Write out every entry, unchanged. Skip any picture.

# Provided data
_ _ _ _ _ _ _

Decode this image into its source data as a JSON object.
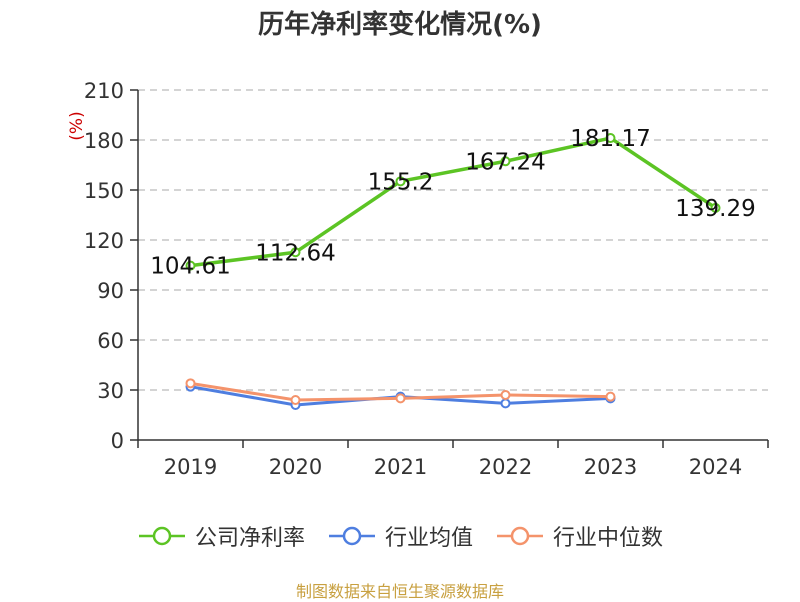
{
  "title": "历年净利率变化情况(%)",
  "source": "制图数据来自恒生聚源数据库",
  "colors": {
    "company": "#5cc424",
    "industry_avg": "#4e7ee0",
    "industry_median": "#f4936b",
    "unit_label": "#cc0000",
    "source": "#c8a040",
    "grid": "#bbbbbb",
    "axis": "#333333"
  },
  "chart_data": {
    "type": "line",
    "ylabel": "(%)",
    "xlabel": "",
    "ylim": [
      0,
      210
    ],
    "yticks": [
      0,
      30,
      60,
      90,
      120,
      150,
      180,
      210
    ],
    "categories": [
      "2019",
      "2020",
      "2021",
      "2022",
      "2023",
      "2024"
    ],
    "grid": true,
    "legend_position": "bottom",
    "series": [
      {
        "name": "公司净利率",
        "values": [
          104.61,
          112.64,
          155.2,
          167.24,
          181.17,
          139.29
        ],
        "labels": [
          "104.61",
          "112.64",
          "155.2",
          "167.24",
          "181.17",
          "139.29"
        ]
      },
      {
        "name": "行业均值",
        "values": [
          32,
          21,
          26,
          22,
          25,
          null
        ]
      },
      {
        "name": "行业中位数",
        "values": [
          34,
          24,
          25,
          27,
          26,
          null
        ]
      }
    ]
  }
}
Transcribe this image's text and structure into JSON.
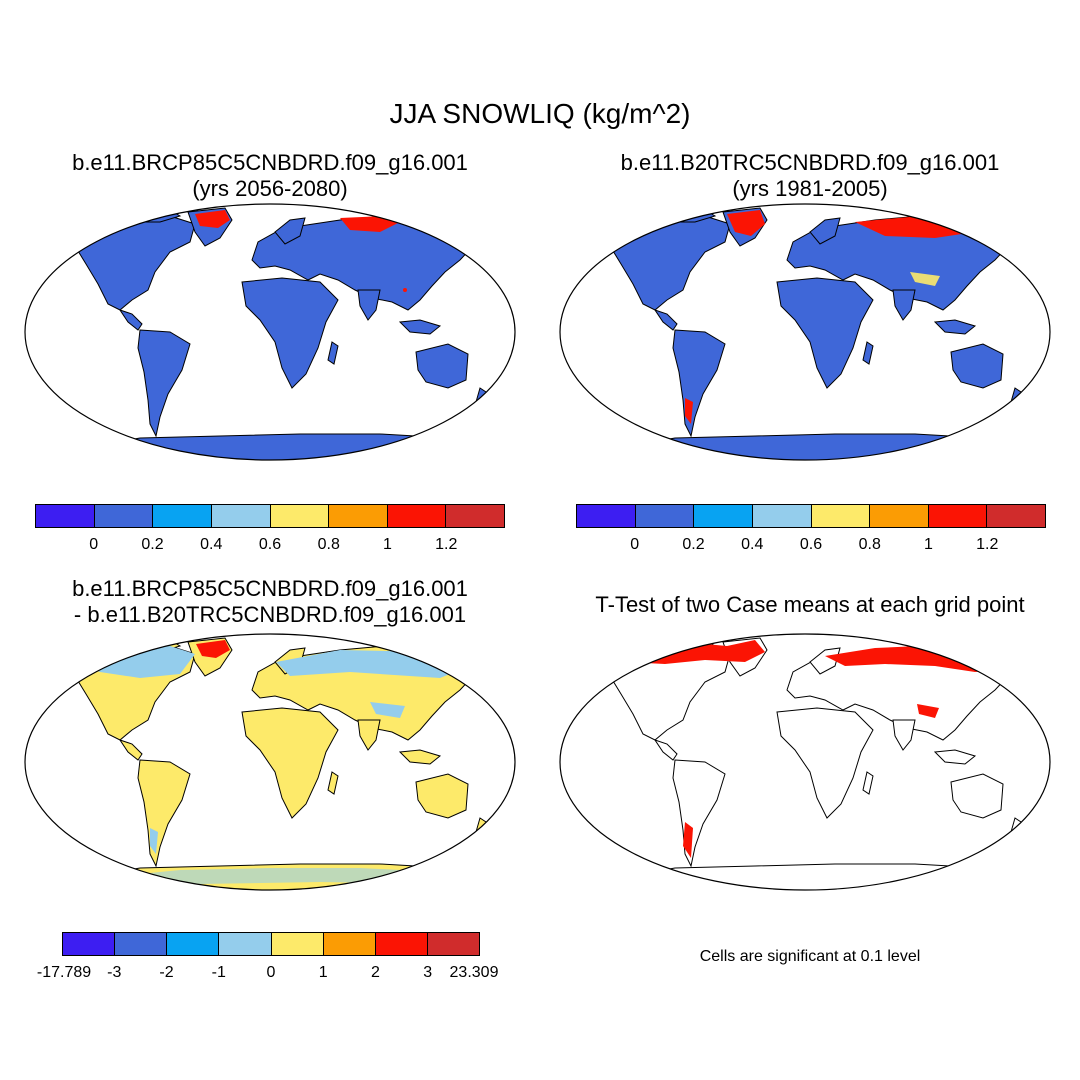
{
  "title": "JJA SNOWLIQ (kg/m^2)",
  "colors": {
    "palette": [
      "#3d1ef2",
      "#3f67d8",
      "#08a3f2",
      "#94cdec",
      "#fdea6a",
      "#fb9c04",
      "#fb1404",
      "#d02c2c"
    ],
    "land_base": "#3f67d8",
    "diff_base": "#fdea6a",
    "ttest": "#fb1404"
  },
  "panels": {
    "top_left": {
      "title_line1": "b.e11.BRCP85C5CNBDRD.f09_g16.001",
      "title_line2": "(yrs 2056-2080)",
      "colorbar_ticks": [
        "0",
        "0.2",
        "0.4",
        "0.6",
        "0.8",
        "1",
        "1.2"
      ]
    },
    "top_right": {
      "title_line1": "b.e11.B20TRC5CNBDRD.f09_g16.001",
      "title_line2": "(yrs 1981-2005)",
      "colorbar_ticks": [
        "0",
        "0.2",
        "0.4",
        "0.6",
        "0.8",
        "1",
        "1.2"
      ]
    },
    "bottom_left": {
      "title_line1": "b.e11.BRCP85C5CNBDRD.f09_g16.001",
      "title_line2": "- b.e11.B20TRC5CNBDRD.f09_g16.001",
      "colorbar_ticks": [
        "-17.789",
        "-3",
        "-2",
        "-1",
        "0",
        "1",
        "2",
        "3",
        "23.309"
      ]
    },
    "bottom_right": {
      "title_line1": "T-Test of two Case means at each grid point",
      "note": "Cells are significant at 0.1 level"
    }
  }
}
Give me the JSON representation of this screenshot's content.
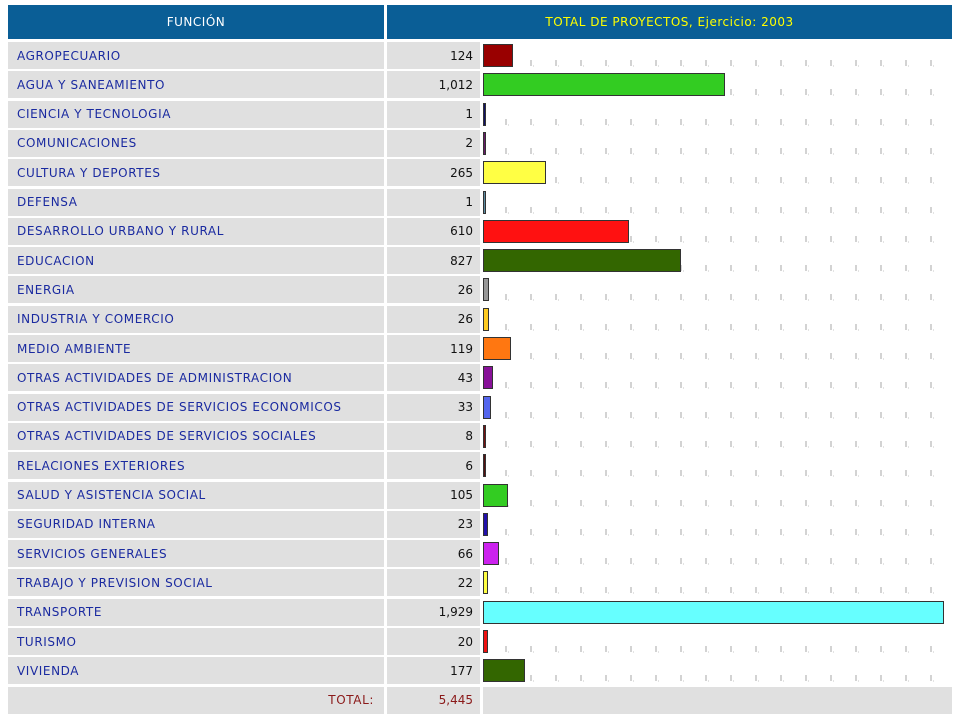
{
  "header": {
    "funcion_label": "FUNCIÓN",
    "total_label": "TOTAL DE PROYECTOS, Ejercicio: 2003"
  },
  "chart_data": {
    "type": "bar",
    "orientation": "horizontal",
    "xlim": [
      0,
      1929
    ],
    "categories": [
      "AGROPECUARIO",
      "AGUA Y SANEAMIENTO",
      "CIENCIA Y TECNOLOGIA",
      "COMUNICACIONES",
      "CULTURA Y DEPORTES",
      "DEFENSA",
      "DESARROLLO URBANO Y RURAL",
      "EDUCACION",
      "ENERGIA",
      "INDUSTRIA Y COMERCIO",
      "MEDIO AMBIENTE",
      "OTRAS ACTIVIDADES DE ADMINISTRACION",
      "OTRAS ACTIVIDADES DE SERVICIOS ECONOMICOS",
      "OTRAS ACTIVIDADES DE SERVICIOS SOCIALES",
      "RELACIONES EXTERIORES",
      "SALUD Y ASISTENCIA SOCIAL",
      "SEGURIDAD INTERNA",
      "SERVICIOS GENERALES",
      "TRABAJO Y PREVISION SOCIAL",
      "TRANSPORTE",
      "TURISMO",
      "VIVIENDA"
    ],
    "values": [
      124,
      1012,
      1,
      2,
      265,
      1,
      610,
      827,
      26,
      26,
      119,
      43,
      33,
      8,
      6,
      105,
      23,
      66,
      22,
      1929,
      20,
      177
    ],
    "value_labels": [
      "124",
      "1,012",
      "1",
      "2",
      "265",
      "1",
      "610",
      "827",
      "26",
      "26",
      "119",
      "43",
      "33",
      "8",
      "6",
      "105",
      "23",
      "66",
      "22",
      "1,929",
      "20",
      "177"
    ],
    "colors": [
      "#990000",
      "#33cc22",
      "#111166",
      "#6a1a6a",
      "#ffff44",
      "#5a8aa0",
      "#ff1111",
      "#336600",
      "#999999",
      "#ffcc22",
      "#ff7711",
      "#881199",
      "#5566ee",
      "#771111",
      "#551111",
      "#33cc22",
      "#2211aa",
      "#cc22ee",
      "#ffff44",
      "#66ffff",
      "#ee1111",
      "#336600"
    ],
    "total_label": "TOTAL:",
    "total_value": "5,445"
  }
}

_ _ _ _ _ _ _

# Solution to this exercise
Decode this image into its source data as a JSON object.
{
  "title": "历年净利率变化情况(%)",
  "source": "制图数据来自恒生聚源数据库",
  "colors": {
    "company": "#5cc424",
    "industry_avg": "#4e7ee0",
    "industry_median": "#f4936b",
    "unit_label": "#cc0000",
    "source": "#c8a040",
    "grid": "#bbbbbb",
    "axis": "#333333"
  },
  "chart_data": {
    "type": "line",
    "ylabel": "(%)",
    "xlabel": "",
    "ylim": [
      0,
      210
    ],
    "yticks": [
      0,
      30,
      60,
      90,
      120,
      150,
      180,
      210
    ],
    "categories": [
      "2019",
      "2020",
      "2021",
      "2022",
      "2023",
      "2024"
    ],
    "grid": true,
    "legend_position": "bottom",
    "series": [
      {
        "name": "公司净利率",
        "values": [
          104.61,
          112.64,
          155.2,
          167.24,
          181.17,
          139.29
        ],
        "labels": [
          "104.61",
          "112.64",
          "155.2",
          "167.24",
          "181.17",
          "139.29"
        ]
      },
      {
        "name": "行业均值",
        "values": [
          32,
          21,
          26,
          22,
          25,
          null
        ]
      },
      {
        "name": "行业中位数",
        "values": [
          34,
          24,
          25,
          27,
          26,
          null
        ]
      }
    ]
  }
}
Transcribe this image's text and structure into JSON.
{
  "title": "JJA SNOWLIQ (kg/m^2)",
  "colors": {
    "palette": [
      "#3d1ef2",
      "#3f67d8",
      "#08a3f2",
      "#94cdec",
      "#fdea6a",
      "#fb9c04",
      "#fb1404",
      "#d02c2c"
    ],
    "land_base": "#3f67d8",
    "diff_base": "#fdea6a",
    "ttest": "#fb1404"
  },
  "panels": {
    "top_left": {
      "title_line1": "b.e11.BRCP85C5CNBDRD.f09_g16.001",
      "title_line2": "(yrs 2056-2080)",
      "colorbar_ticks": [
        "0",
        "0.2",
        "0.4",
        "0.6",
        "0.8",
        "1",
        "1.2"
      ]
    },
    "top_right": {
      "title_line1": "b.e11.B20TRC5CNBDRD.f09_g16.001",
      "title_line2": "(yrs 1981-2005)",
      "colorbar_ticks": [
        "0",
        "0.2",
        "0.4",
        "0.6",
        "0.8",
        "1",
        "1.2"
      ]
    },
    "bottom_left": {
      "title_line1": "b.e11.BRCP85C5CNBDRD.f09_g16.001",
      "title_line2": "- b.e11.B20TRC5CNBDRD.f09_g16.001",
      "colorbar_ticks": [
        "-17.789",
        "-3",
        "-2",
        "-1",
        "0",
        "1",
        "2",
        "3",
        "23.309"
      ]
    },
    "bottom_right": {
      "title_line1": "T-Test of two Case means at each grid point",
      "note": "Cells are significant at 0.1 level"
    }
  }
}
Give me the JSON representation of this screenshot's content.
{
  "header": {
    "funcion_label": "FUNCIÓN",
    "total_label": "TOTAL DE PROYECTOS, Ejercicio: 2003"
  },
  "chart_data": {
    "type": "bar",
    "orientation": "horizontal",
    "xlim": [
      0,
      1929
    ],
    "categories": [
      "AGROPECUARIO",
      "AGUA Y SANEAMIENTO",
      "CIENCIA Y TECNOLOGIA",
      "COMUNICACIONES",
      "CULTURA Y DEPORTES",
      "DEFENSA",
      "DESARROLLO URBANO Y RURAL",
      "EDUCACION",
      "ENERGIA",
      "INDUSTRIA Y COMERCIO",
      "MEDIO AMBIENTE",
      "OTRAS ACTIVIDADES DE ADMINISTRACION",
      "OTRAS ACTIVIDADES DE SERVICIOS ECONOMICOS",
      "OTRAS ACTIVIDADES DE SERVICIOS SOCIALES",
      "RELACIONES EXTERIORES",
      "SALUD Y ASISTENCIA SOCIAL",
      "SEGURIDAD INTERNA",
      "SERVICIOS GENERALES",
      "TRABAJO Y PREVISION SOCIAL",
      "TRANSPORTE",
      "TURISMO",
      "VIVIENDA"
    ],
    "values": [
      124,
      1012,
      1,
      2,
      265,
      1,
      610,
      827,
      26,
      26,
      119,
      43,
      33,
      8,
      6,
      105,
      23,
      66,
      22,
      1929,
      20,
      177
    ],
    "value_labels": [
      "124",
      "1,012",
      "1",
      "2",
      "265",
      "1",
      "610",
      "827",
      "26",
      "26",
      "119",
      "43",
      "33",
      "8",
      "6",
      "105",
      "23",
      "66",
      "22",
      "1,929",
      "20",
      "177"
    ],
    "colors": [
      "#990000",
      "#33cc22",
      "#111166",
      "#6a1a6a",
      "#ffff44",
      "#5a8aa0",
      "#ff1111",
      "#336600",
      "#999999",
      "#ffcc22",
      "#ff7711",
      "#881199",
      "#5566ee",
      "#771111",
      "#551111",
      "#33cc22",
      "#2211aa",
      "#cc22ee",
      "#ffff44",
      "#66ffff",
      "#ee1111",
      "#336600"
    ],
    "total_label": "TOTAL:",
    "total_value": "5,445"
  }
}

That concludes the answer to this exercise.